Start
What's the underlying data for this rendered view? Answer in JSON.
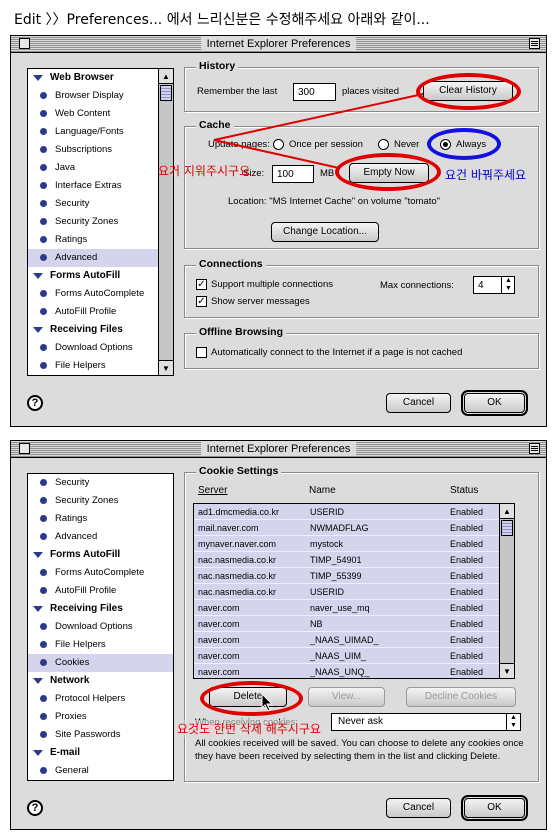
{
  "header": {
    "text": "Edit 〉〉Preferences... 에서 느리신분은 수정해주세요 아래와 같이..."
  },
  "window1": {
    "title": "Internet Explorer Preferences",
    "sidebar": [
      {
        "type": "group",
        "label": "Web Browser"
      },
      {
        "type": "item",
        "label": "Browser Display"
      },
      {
        "type": "item",
        "label": "Web Content"
      },
      {
        "type": "item",
        "label": "Language/Fonts"
      },
      {
        "type": "item",
        "label": "Subscriptions"
      },
      {
        "type": "item",
        "label": "Java"
      },
      {
        "type": "item",
        "label": "Interface Extras"
      },
      {
        "type": "item",
        "label": "Security"
      },
      {
        "type": "item",
        "label": "Security Zones"
      },
      {
        "type": "item",
        "label": "Ratings"
      },
      {
        "type": "item",
        "label": "Advanced",
        "selected": true
      },
      {
        "type": "group",
        "label": "Forms AutoFill"
      },
      {
        "type": "item",
        "label": "Forms AutoComplete"
      },
      {
        "type": "item",
        "label": "AutoFill Profile"
      },
      {
        "type": "group",
        "label": "Receiving Files"
      },
      {
        "type": "item",
        "label": "Download Options"
      },
      {
        "type": "item",
        "label": "File Helpers"
      }
    ],
    "history": {
      "title": "History",
      "remember_label": "Remember the last",
      "remember_value": "300",
      "places_label": "places visited",
      "clear_button": "Clear History"
    },
    "cache": {
      "title": "Cache",
      "update_label": "Update pages:",
      "options": [
        "Once per session",
        "Never",
        "Always"
      ],
      "selected": "Always",
      "size_label": "Size:",
      "size_value": "100",
      "size_unit": "MB",
      "empty_button": "Empty Now",
      "location_text": "Location: \"MS Internet Cache\" on volume \"tomato\"",
      "change_button": "Change Location..."
    },
    "connections": {
      "title": "Connections",
      "multi_label": "Support multiple connections",
      "messages_label": "Show server messages",
      "max_label": "Max connections:",
      "max_value": "4"
    },
    "offline": {
      "title": "Offline Browsing",
      "auto_label": "Automatically connect to the Internet if a page is not cached"
    },
    "help": "?",
    "cancel": "Cancel",
    "ok": "OK",
    "annotations": {
      "erase": "요거 지워주시구요",
      "change": "요건 바꿔주세요"
    }
  },
  "window2": {
    "title": "Internet Explorer Preferences",
    "sidebar": [
      {
        "type": "item",
        "label": "Security"
      },
      {
        "type": "item",
        "label": "Security Zones"
      },
      {
        "type": "item",
        "label": "Ratings"
      },
      {
        "type": "item",
        "label": "Advanced"
      },
      {
        "type": "group",
        "label": "Forms AutoFill"
      },
      {
        "type": "item",
        "label": "Forms AutoComplete"
      },
      {
        "type": "item",
        "label": "AutoFill Profile"
      },
      {
        "type": "group",
        "label": "Receiving Files"
      },
      {
        "type": "item",
        "label": "Download Options"
      },
      {
        "type": "item",
        "label": "File Helpers"
      },
      {
        "type": "item",
        "label": "Cookies",
        "selected": true
      },
      {
        "type": "group",
        "label": "Network"
      },
      {
        "type": "item",
        "label": "Protocol Helpers"
      },
      {
        "type": "item",
        "label": "Proxies"
      },
      {
        "type": "item",
        "label": "Site Passwords"
      },
      {
        "type": "group",
        "label": "E-mail"
      },
      {
        "type": "item",
        "label": "General"
      }
    ],
    "cookies": {
      "title": "Cookie Settings",
      "columns": [
        "Server",
        "Name",
        "Status"
      ],
      "rows": [
        [
          "ad1.dmcmedia.co.kr",
          "USERID",
          "Enabled"
        ],
        [
          "mail.naver.com",
          "NWMADFLAG",
          "Enabled"
        ],
        [
          "mynaver.naver.com",
          "mystock",
          "Enabled"
        ],
        [
          "nac.nasmedia.co.kr",
          "TIMP_54901",
          "Enabled"
        ],
        [
          "nac.nasmedia.co.kr",
          "TIMP_55399",
          "Enabled"
        ],
        [
          "nac.nasmedia.co.kr",
          "USERID",
          "Enabled"
        ],
        [
          "naver.com",
          "naver_use_mq",
          "Enabled"
        ],
        [
          "naver.com",
          "NB",
          "Enabled"
        ],
        [
          "naver.com",
          "_NAAS_UIMAD_",
          "Enabled"
        ],
        [
          "naver.com",
          "_NAAS_UIM_",
          "Enabled"
        ],
        [
          "naver.com",
          "_NAAS_UNQ_",
          "Enabled"
        ]
      ],
      "delete_button": "Delete",
      "view_button": "View...",
      "decline_button": "Decline Cookies",
      "when_label": "When receiving cookies:",
      "when_value": "Never ask",
      "description": "All cookies received will be saved.  You can choose to delete any cookies once they have been received by selecting them in the list and clicking Delete."
    },
    "help": "?",
    "cancel": "Cancel",
    "ok": "OK",
    "annotations": {
      "delete_note": "요것도 한번 삭제 해주시구요"
    }
  },
  "colors": {
    "annotation_red": "#e00000",
    "annotation_blue": "#1010e0",
    "selection": "#d4d4ec"
  }
}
End
_TASK DESCRIPTION:_
Print the listing above in full, exactly as written. Omit any pictures.

_FULL SOLUTION:_
What's the underlying data for this rendered view? Answer in JSON.
{
  "header": {
    "text": "Edit 〉〉Preferences... 에서 느리신분은 수정해주세요 아래와 같이..."
  },
  "window1": {
    "title": "Internet Explorer Preferences",
    "sidebar": [
      {
        "type": "group",
        "label": "Web Browser"
      },
      {
        "type": "item",
        "label": "Browser Display"
      },
      {
        "type": "item",
        "label": "Web Content"
      },
      {
        "type": "item",
        "label": "Language/Fonts"
      },
      {
        "type": "item",
        "label": "Subscriptions"
      },
      {
        "type": "item",
        "label": "Java"
      },
      {
        "type": "item",
        "label": "Interface Extras"
      },
      {
        "type": "item",
        "label": "Security"
      },
      {
        "type": "item",
        "label": "Security Zones"
      },
      {
        "type": "item",
        "label": "Ratings"
      },
      {
        "type": "item",
        "label": "Advanced",
        "selected": true
      },
      {
        "type": "group",
        "label": "Forms AutoFill"
      },
      {
        "type": "item",
        "label": "Forms AutoComplete"
      },
      {
        "type": "item",
        "label": "AutoFill Profile"
      },
      {
        "type": "group",
        "label": "Receiving Files"
      },
      {
        "type": "item",
        "label": "Download Options"
      },
      {
        "type": "item",
        "label": "File Helpers"
      }
    ],
    "history": {
      "title": "History",
      "remember_label": "Remember the last",
      "remember_value": "300",
      "places_label": "places visited",
      "clear_button": "Clear History"
    },
    "cache": {
      "title": "Cache",
      "update_label": "Update pages:",
      "options": [
        "Once per session",
        "Never",
        "Always"
      ],
      "selected": "Always",
      "size_label": "Size:",
      "size_value": "100",
      "size_unit": "MB",
      "empty_button": "Empty Now",
      "location_text": "Location: \"MS Internet Cache\" on volume \"tomato\"",
      "change_button": "Change Location..."
    },
    "connections": {
      "title": "Connections",
      "multi_label": "Support multiple connections",
      "messages_label": "Show server messages",
      "max_label": "Max connections:",
      "max_value": "4"
    },
    "offline": {
      "title": "Offline Browsing",
      "auto_label": "Automatically connect to the Internet if a page is not cached"
    },
    "help": "?",
    "cancel": "Cancel",
    "ok": "OK",
    "annotations": {
      "erase": "요거 지워주시구요",
      "change": "요건 바꿔주세요"
    }
  },
  "window2": {
    "title": "Internet Explorer Preferences",
    "sidebar": [
      {
        "type": "item",
        "label": "Security"
      },
      {
        "type": "item",
        "label": "Security Zones"
      },
      {
        "type": "item",
        "label": "Ratings"
      },
      {
        "type": "item",
        "label": "Advanced"
      },
      {
        "type": "group",
        "label": "Forms AutoFill"
      },
      {
        "type": "item",
        "label": "Forms AutoComplete"
      },
      {
        "type": "item",
        "label": "AutoFill Profile"
      },
      {
        "type": "group",
        "label": "Receiving Files"
      },
      {
        "type": "item",
        "label": "Download Options"
      },
      {
        "type": "item",
        "label": "File Helpers"
      },
      {
        "type": "item",
        "label": "Cookies",
        "selected": true
      },
      {
        "type": "group",
        "label": "Network"
      },
      {
        "type": "item",
        "label": "Protocol Helpers"
      },
      {
        "type": "item",
        "label": "Proxies"
      },
      {
        "type": "item",
        "label": "Site Passwords"
      },
      {
        "type": "group",
        "label": "E-mail"
      },
      {
        "type": "item",
        "label": "General"
      }
    ],
    "cookies": {
      "title": "Cookie Settings",
      "columns": [
        "Server",
        "Name",
        "Status"
      ],
      "rows": [
        [
          "ad1.dmcmedia.co.kr",
          "USERID",
          "Enabled"
        ],
        [
          "mail.naver.com",
          "NWMADFLAG",
          "Enabled"
        ],
        [
          "mynaver.naver.com",
          "mystock",
          "Enabled"
        ],
        [
          "nac.nasmedia.co.kr",
          "TIMP_54901",
          "Enabled"
        ],
        [
          "nac.nasmedia.co.kr",
          "TIMP_55399",
          "Enabled"
        ],
        [
          "nac.nasmedia.co.kr",
          "USERID",
          "Enabled"
        ],
        [
          "naver.com",
          "naver_use_mq",
          "Enabled"
        ],
        [
          "naver.com",
          "NB",
          "Enabled"
        ],
        [
          "naver.com",
          "_NAAS_UIMAD_",
          "Enabled"
        ],
        [
          "naver.com",
          "_NAAS_UIM_",
          "Enabled"
        ],
        [
          "naver.com",
          "_NAAS_UNQ_",
          "Enabled"
        ]
      ],
      "delete_button": "Delete",
      "view_button": "View...",
      "decline_button": "Decline Cookies",
      "when_label": "When receiving cookies:",
      "when_value": "Never ask",
      "description": "All cookies received will be saved.  You can choose to delete any cookies once they have been received by selecting them in the list and clicking Delete."
    },
    "help": "?",
    "cancel": "Cancel",
    "ok": "OK",
    "annotations": {
      "delete_note": "요것도 한번 삭제 해주시구요"
    }
  },
  "colors": {
    "annotation_red": "#e00000",
    "annotation_blue": "#1010e0",
    "selection": "#d4d4ec"
  }
}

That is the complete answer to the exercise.